Similar to dataset A, the discharge voltage curves in dataset B have non-uniform sampling lengths under different cycles and cannot be directly used as feature input. Therefore, following the method described in the previous section, suitable gentle curve segments are selected, and the mean curvature value is calculated to serve as a judgment threshold. This threshold is then used to compress the discharge voltage curves for each cycle using the drape limit algorithm. Figure 21 displays the compression results of the discharge voltage curves in the 1st cycle and the 61st cycle for battery number two among the cycle data.
After length normalization and similarity comparison, a feature sequence with a length of 50 is obtained. The model established in the previous section is then used for training and predicting. The prediction results are shown in Figure 22.
Based on Figure 22, it is evident that the CatBoost model outperforms the other models in the feature engineering approach proposed in this study for the two batteries in dataset B. In battery number one, the model has an MSE value of 0.2011 and an MAE value of 0.3761, with a goodness-of-fit of 0.9986. For battery number two, the model has an MSE value of 0.1031 and an MAE value of 0.2655, with a goodness-of-fit of 0.9997. These results demonstrate that the model can accurately predict SoH for the same battery.
In summary, the curve compression-based approach and the CatBoost prediction model proposed in this study both demonstrate good prediction accuracy in different datasets, indicating that the model established in this study exhibits strong generalization ability.

5.7. Model Robustness Verification

In order to evaluate the performance of the prediction model in real-world sampling environments, robustness experiments were conducted to test its resilience. Gaussian White Noise (GWN) was added to the test set as an interference signal to observe the behavior of the model in the presence of noise with different Signal-to-Noise Ratios (SNRs). A GWN with varying noise ratios, ranging from 1% to 10%, was selected and converted to SNRs before being added to the test set to assess the model’s ability to resist interference. The prediction of Battery B0005 in dataset A and Battery number two in dataset B were taken as examples, and Figure 23 presents the prediction results obtained under different SNRs. This enabled us to evaluate the robustness and effectiveness of the prediction model under varying conditions, thereby confirming its ability to perform accurately even in the presence of noise and interference.
The performance of the curve compression-based approach and CatBoost model proposed in this study under noisy conditions is demonstrated in Figure 23. After the addition of interference signals, the predicted curves exhibit some fluctuations and deviations from the true path. However, for cell B0005 in dataset A, as shown in the local enlarged figures, RUL prediction errors are within two cycles, and the goodness-of-fit ( R 2 ) values are all above 0.95. When SNR is relatively high, especially at SNR = 40 dB, the model’s prediction is hardly affected, with an R 2 value of 0.9817. For cell two in dataset B, it still works well in the noisy environment with a good prediction curve fit. These results indicate that the prediction model proposed in this study has strong adaptability, anti-interference capabilities, and robustness.

▶ _Work item 1_:
In the excerpt on battery health prediction, what MSE value does the CatBoost model reach for battery number two in dataset B?
▶ _Work item 2_:
Carry the excerpt on battery health prediction onward from its final sentence.

▶ _Supplied material_:

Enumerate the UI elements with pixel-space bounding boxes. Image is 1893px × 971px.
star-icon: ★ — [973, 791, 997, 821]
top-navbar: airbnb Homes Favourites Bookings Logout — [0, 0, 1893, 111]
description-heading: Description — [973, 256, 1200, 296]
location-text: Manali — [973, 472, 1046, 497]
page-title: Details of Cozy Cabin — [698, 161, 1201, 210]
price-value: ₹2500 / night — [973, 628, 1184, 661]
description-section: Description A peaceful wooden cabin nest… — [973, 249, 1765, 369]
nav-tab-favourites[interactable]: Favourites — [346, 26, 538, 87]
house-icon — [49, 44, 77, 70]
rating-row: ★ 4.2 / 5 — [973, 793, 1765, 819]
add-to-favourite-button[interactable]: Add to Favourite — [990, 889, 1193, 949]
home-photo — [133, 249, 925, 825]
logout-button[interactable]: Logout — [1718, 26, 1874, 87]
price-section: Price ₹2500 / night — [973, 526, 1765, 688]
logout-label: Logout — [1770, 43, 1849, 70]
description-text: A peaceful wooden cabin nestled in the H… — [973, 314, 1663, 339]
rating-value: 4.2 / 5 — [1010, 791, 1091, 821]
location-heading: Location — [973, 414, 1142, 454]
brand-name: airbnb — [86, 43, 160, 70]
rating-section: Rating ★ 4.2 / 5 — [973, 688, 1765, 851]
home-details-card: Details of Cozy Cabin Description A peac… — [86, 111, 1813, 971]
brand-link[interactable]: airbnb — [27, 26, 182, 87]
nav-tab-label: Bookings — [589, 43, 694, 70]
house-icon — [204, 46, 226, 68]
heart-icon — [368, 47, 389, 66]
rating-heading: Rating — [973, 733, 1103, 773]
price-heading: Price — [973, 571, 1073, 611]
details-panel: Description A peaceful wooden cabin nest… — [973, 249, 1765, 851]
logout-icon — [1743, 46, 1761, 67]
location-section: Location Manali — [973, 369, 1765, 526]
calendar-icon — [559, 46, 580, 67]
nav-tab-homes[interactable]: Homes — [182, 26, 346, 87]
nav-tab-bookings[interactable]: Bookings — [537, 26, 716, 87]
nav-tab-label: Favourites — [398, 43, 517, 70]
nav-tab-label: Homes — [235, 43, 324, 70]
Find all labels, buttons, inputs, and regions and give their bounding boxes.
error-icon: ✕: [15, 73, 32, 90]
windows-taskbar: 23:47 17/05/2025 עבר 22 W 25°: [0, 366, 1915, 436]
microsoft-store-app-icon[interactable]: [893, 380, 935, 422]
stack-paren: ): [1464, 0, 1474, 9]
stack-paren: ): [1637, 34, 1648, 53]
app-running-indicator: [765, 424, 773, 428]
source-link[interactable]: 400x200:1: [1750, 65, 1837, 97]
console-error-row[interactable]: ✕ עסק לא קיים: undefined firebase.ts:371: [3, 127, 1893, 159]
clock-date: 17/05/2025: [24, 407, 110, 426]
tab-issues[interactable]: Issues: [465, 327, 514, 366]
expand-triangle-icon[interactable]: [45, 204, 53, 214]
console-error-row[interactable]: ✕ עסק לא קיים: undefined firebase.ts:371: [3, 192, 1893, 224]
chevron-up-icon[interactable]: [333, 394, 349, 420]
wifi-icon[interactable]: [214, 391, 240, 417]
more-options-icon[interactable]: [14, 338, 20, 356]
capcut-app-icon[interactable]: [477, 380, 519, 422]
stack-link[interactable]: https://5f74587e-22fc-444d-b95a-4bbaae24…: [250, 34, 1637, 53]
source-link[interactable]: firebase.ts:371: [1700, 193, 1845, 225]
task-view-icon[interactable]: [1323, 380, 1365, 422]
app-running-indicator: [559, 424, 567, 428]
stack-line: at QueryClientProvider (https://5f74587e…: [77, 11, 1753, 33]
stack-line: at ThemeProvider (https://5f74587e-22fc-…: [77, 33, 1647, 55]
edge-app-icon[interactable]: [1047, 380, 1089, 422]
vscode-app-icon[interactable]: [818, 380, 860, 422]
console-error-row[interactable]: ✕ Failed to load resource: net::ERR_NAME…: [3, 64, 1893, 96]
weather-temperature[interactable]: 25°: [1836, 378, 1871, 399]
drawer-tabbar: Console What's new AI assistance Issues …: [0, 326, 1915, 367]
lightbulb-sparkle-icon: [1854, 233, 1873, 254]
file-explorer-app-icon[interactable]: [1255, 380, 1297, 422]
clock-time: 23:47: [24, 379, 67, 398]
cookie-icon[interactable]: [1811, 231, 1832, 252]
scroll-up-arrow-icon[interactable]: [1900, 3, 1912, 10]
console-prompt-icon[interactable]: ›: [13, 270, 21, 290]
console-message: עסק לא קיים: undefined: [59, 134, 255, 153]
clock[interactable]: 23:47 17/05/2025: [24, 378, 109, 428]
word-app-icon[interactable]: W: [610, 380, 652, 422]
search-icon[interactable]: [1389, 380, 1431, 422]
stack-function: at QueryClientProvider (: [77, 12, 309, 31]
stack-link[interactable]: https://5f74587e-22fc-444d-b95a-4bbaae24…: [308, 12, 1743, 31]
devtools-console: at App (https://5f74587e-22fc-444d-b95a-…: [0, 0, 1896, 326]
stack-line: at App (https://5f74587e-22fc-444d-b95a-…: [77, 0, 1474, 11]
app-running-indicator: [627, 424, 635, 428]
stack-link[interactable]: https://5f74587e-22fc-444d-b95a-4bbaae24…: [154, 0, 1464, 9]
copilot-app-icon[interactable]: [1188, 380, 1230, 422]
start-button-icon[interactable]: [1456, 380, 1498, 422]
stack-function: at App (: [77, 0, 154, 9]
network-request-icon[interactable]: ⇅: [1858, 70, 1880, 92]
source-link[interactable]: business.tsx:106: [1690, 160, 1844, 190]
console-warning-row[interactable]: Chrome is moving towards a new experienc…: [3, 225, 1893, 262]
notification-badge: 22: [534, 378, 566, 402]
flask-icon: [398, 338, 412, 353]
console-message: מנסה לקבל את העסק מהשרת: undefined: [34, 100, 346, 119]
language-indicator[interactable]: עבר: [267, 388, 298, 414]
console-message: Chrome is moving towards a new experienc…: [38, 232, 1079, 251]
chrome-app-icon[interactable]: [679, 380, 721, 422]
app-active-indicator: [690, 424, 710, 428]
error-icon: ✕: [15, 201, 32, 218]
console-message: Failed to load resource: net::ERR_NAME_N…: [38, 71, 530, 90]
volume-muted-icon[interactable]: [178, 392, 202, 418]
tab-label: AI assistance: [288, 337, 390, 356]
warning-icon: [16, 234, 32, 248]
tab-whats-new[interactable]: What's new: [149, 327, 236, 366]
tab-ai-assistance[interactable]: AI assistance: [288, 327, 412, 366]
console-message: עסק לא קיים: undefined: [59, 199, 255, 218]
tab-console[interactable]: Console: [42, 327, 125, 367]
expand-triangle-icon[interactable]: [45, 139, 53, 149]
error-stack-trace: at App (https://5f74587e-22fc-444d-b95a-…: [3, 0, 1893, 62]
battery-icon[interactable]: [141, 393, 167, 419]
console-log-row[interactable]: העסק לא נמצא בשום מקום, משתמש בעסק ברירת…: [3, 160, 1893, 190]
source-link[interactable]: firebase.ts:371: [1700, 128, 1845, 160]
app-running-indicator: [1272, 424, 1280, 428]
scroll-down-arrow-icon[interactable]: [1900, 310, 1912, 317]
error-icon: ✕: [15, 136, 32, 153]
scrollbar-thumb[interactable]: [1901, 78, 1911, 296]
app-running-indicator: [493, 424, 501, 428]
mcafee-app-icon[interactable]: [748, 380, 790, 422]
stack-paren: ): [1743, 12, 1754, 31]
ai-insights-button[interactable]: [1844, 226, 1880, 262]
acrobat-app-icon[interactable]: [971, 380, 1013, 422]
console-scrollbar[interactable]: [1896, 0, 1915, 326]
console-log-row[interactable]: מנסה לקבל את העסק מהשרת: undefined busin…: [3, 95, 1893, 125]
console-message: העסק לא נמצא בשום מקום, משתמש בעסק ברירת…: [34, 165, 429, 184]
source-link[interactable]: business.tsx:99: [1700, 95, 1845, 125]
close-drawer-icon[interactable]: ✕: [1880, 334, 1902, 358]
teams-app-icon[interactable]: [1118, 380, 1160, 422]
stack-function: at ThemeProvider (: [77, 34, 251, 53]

▶ _Written response 1_:
0.1031

▶ _Written response 2_:
6. Conclusions

To address the issue of low accuracy in SoH and RUL prediction arising from the difficulty in establishing feature engineering for lithium-ion batteries, this study proposes a SoH and RUL prediction model based on curve compression and CatBoost. Relevant experiments were conducted, leading to the following conclusions:
(1) The improved perpendicular distance threshold algorithm proposed in this study can capture battery aging information to the maximum extent. The improved threshold selection method does not require manual threshold setting, as the algorithm automatically determines the gentle curve segment based on the derivative and calculates the mean curvature value based on the deviation of this curve segment from the straight line, thereby exhibiting universality across different curves. Additionally, the length normalization method based on cubic spline interpolation and outlier detection can effectively standardize data length while retaining feature information.
(2) In the field of battery SoH estimation, the feature engineering and prediction model proposed in this study have demonstrated accurate prediction capabilities. In dataset A, the battery model exhibited an R 2 value higher than 0.98. In dataset B, the feature engineering and model established in this study also produced better prediction results, demonstrating the good generalization of the proposed method.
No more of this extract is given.